* _Collection entries_:

------------------------------------------------------------

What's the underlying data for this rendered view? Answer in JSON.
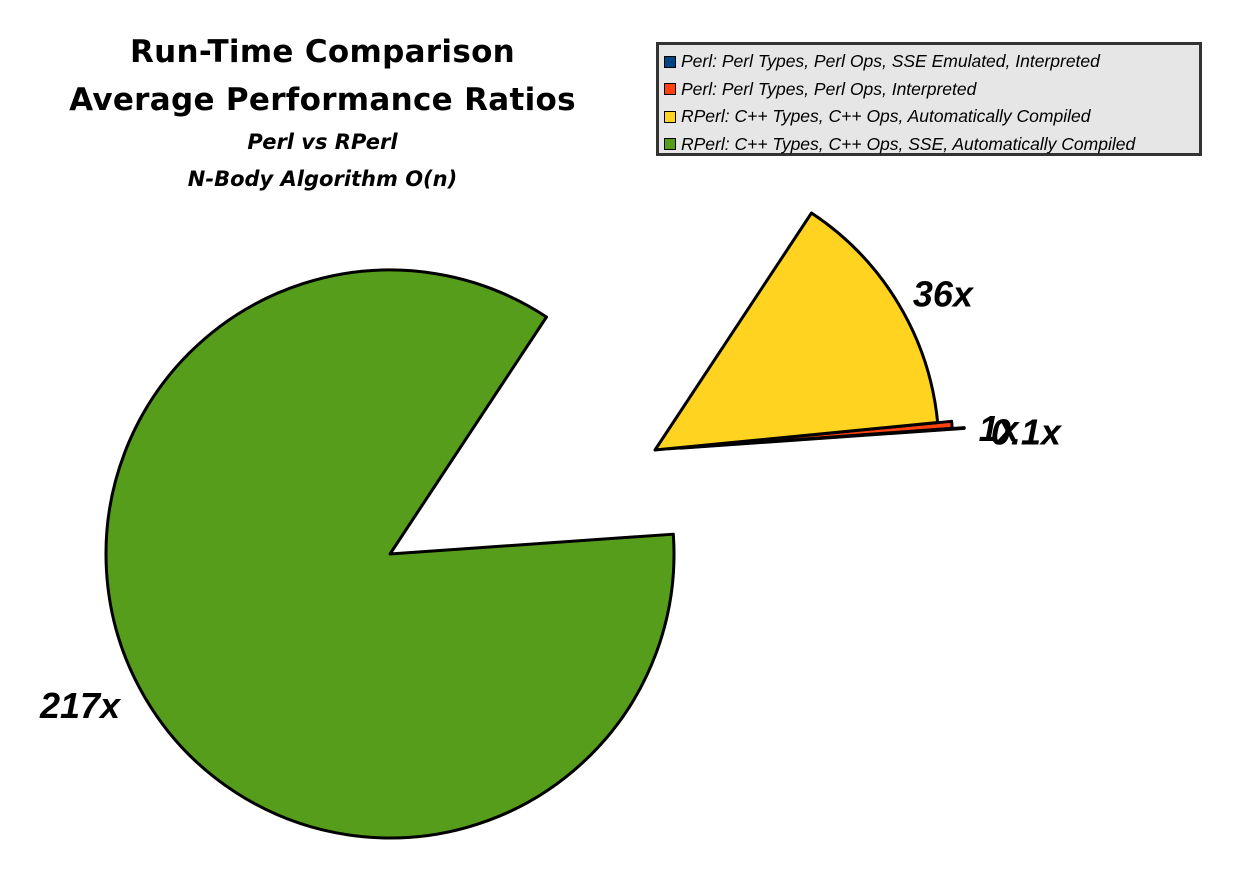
{
  "chart_data": {
    "type": "pie",
    "title": [
      "Run-Time Comparison",
      "Average Performance Ratios"
    ],
    "subtitle": [
      "Perl vs RPerl",
      "N-Body Algorithm O(n)"
    ],
    "legend_position": "top-right",
    "series": [
      {
        "name": "Perl: Perl Types, Perl Ops, SSE Emulated,  Interpreted",
        "value": 0.1,
        "label": "0.1x",
        "color": "#004586"
      },
      {
        "name": "Perl: Perl Types, Perl Ops, Interpreted",
        "value": 1,
        "label": "1x",
        "color": "#ff420e"
      },
      {
        "name": "RPerl: C++ Types, C++ Ops, Automatically Compiled",
        "value": 36,
        "label": "36x",
        "color": "#ffd320"
      },
      {
        "name": "RPerl: C++ Types, C++ Ops, SSE, Automatically Compiled",
        "value": 217,
        "label": "217x",
        "color": "#579d1c"
      }
    ]
  }
}
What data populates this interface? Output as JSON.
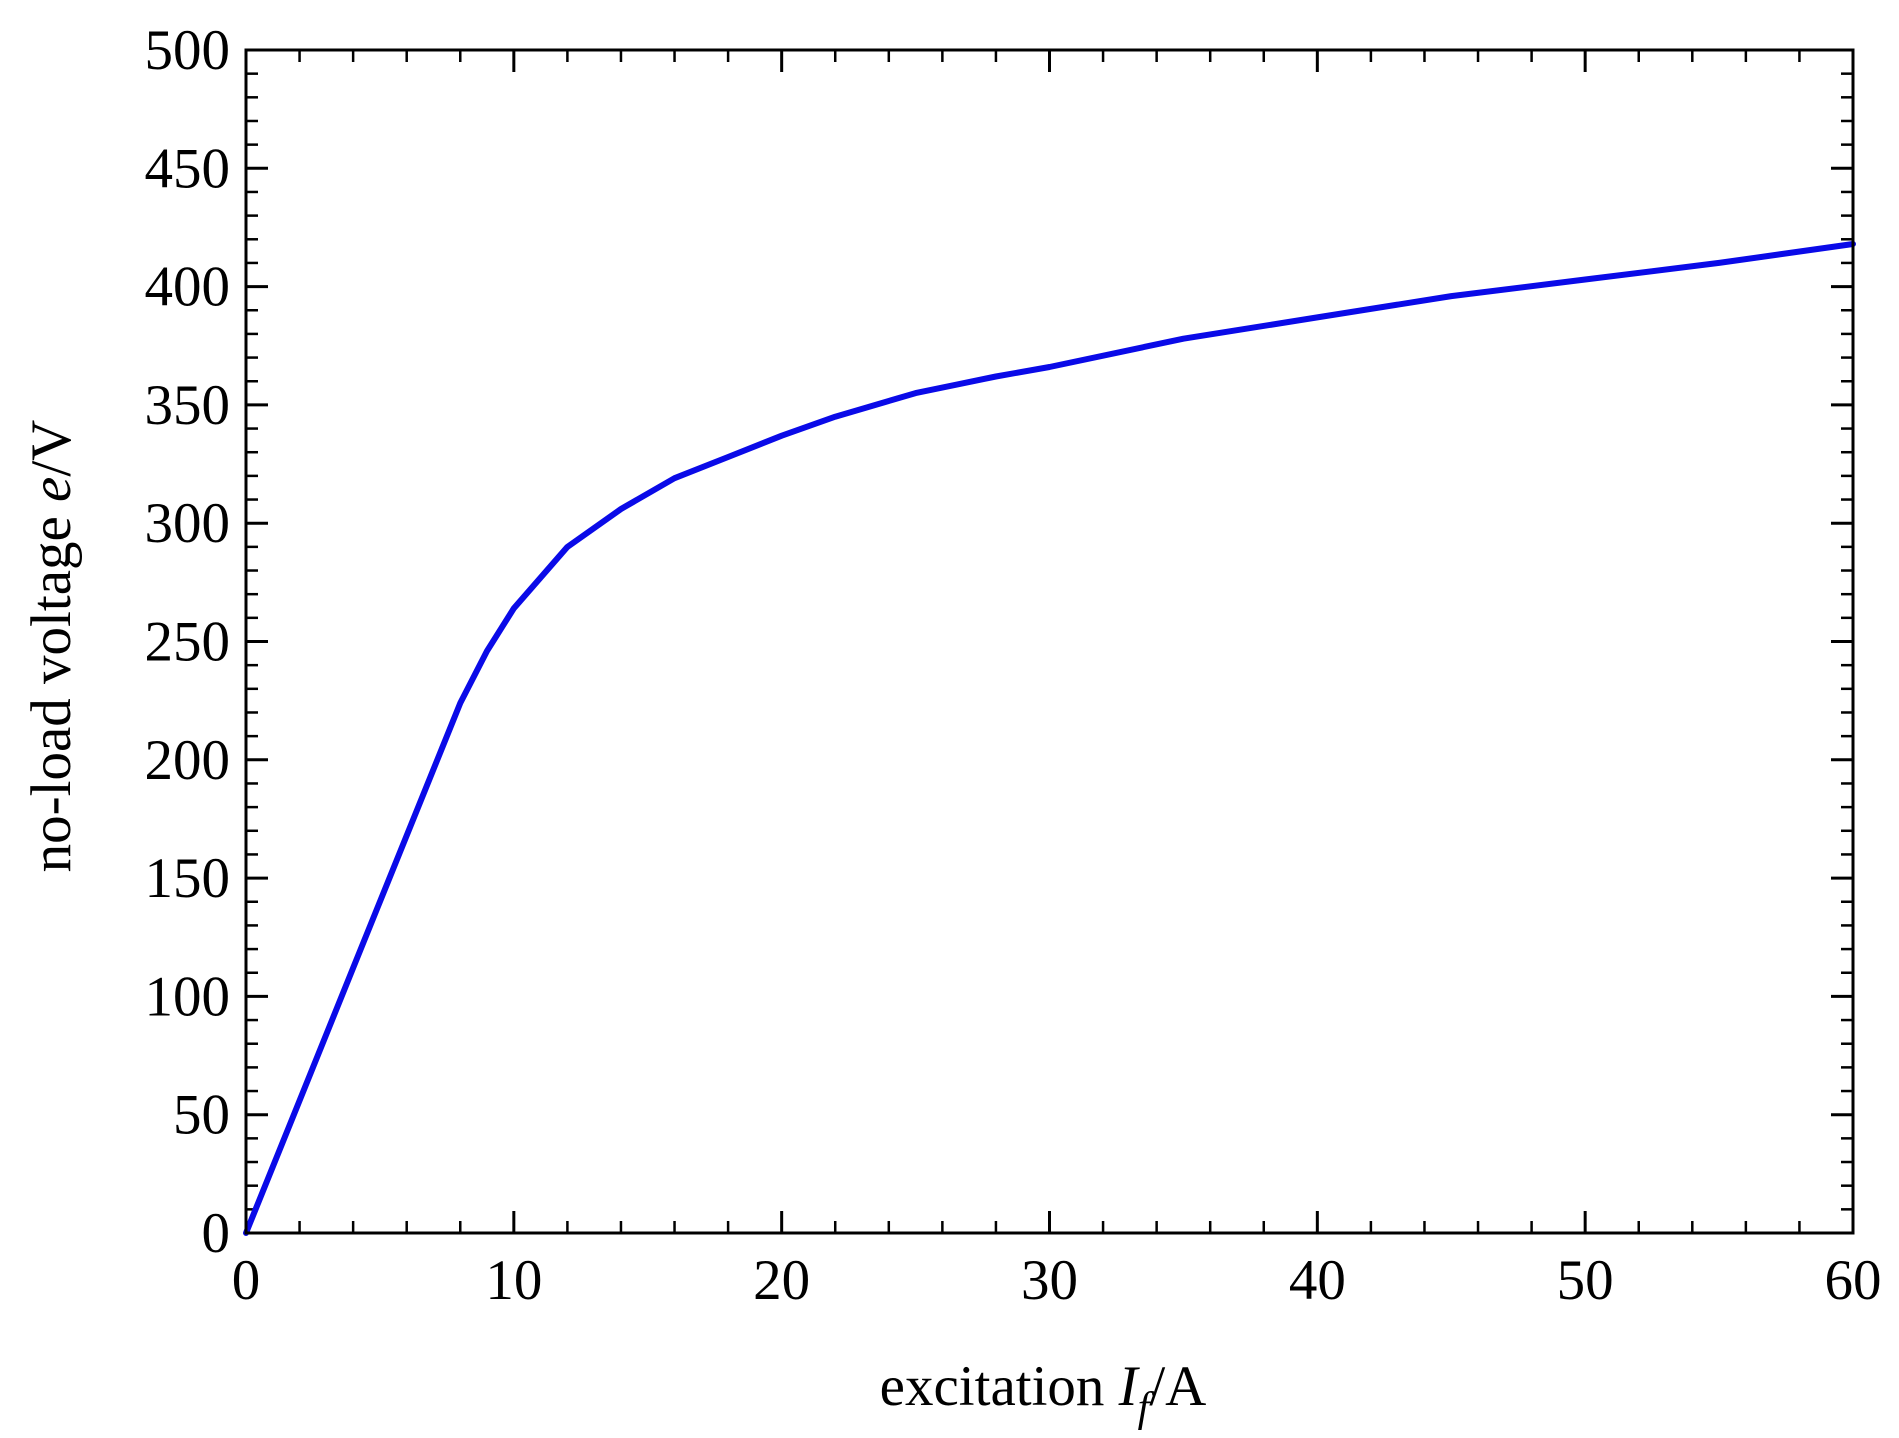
{
  "chart_data": {
    "type": "line",
    "xlabel": {
      "prefix": "excitation ",
      "var": "I",
      "sub": "f",
      "suffix": "/A"
    },
    "ylabel": {
      "prefix": "no-load voltage ",
      "var": "e",
      "suffix": "/V"
    },
    "xlim": [
      0,
      60
    ],
    "ylim": [
      0,
      500
    ],
    "xticks": [
      0,
      10,
      20,
      30,
      40,
      50,
      60
    ],
    "yticks": [
      0,
      50,
      100,
      150,
      200,
      250,
      300,
      350,
      400,
      450,
      500
    ],
    "xminor_step": 2,
    "yminor_step": 10,
    "grid": false,
    "legend": "none",
    "series": [
      {
        "color": "#0a0ae8",
        "x": [
          0,
          2,
          4,
          6,
          8,
          9,
          10,
          12,
          14,
          16,
          18,
          20,
          22,
          25,
          28,
          30,
          35,
          40,
          45,
          50,
          55,
          60
        ],
        "y": [
          0,
          56,
          112,
          168,
          224,
          246,
          264,
          290,
          306,
          319,
          328,
          337,
          345,
          355,
          362,
          366,
          378,
          387,
          396,
          403,
          410,
          418
        ]
      }
    ]
  }
}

------------------------------------------------------------

* _Exercise requirements_: Look through the entries and return every line where "prefix" appears.

* _Response to this exercise_:
      "prefix": "excitation ",
      "prefix": "no-load voltage ",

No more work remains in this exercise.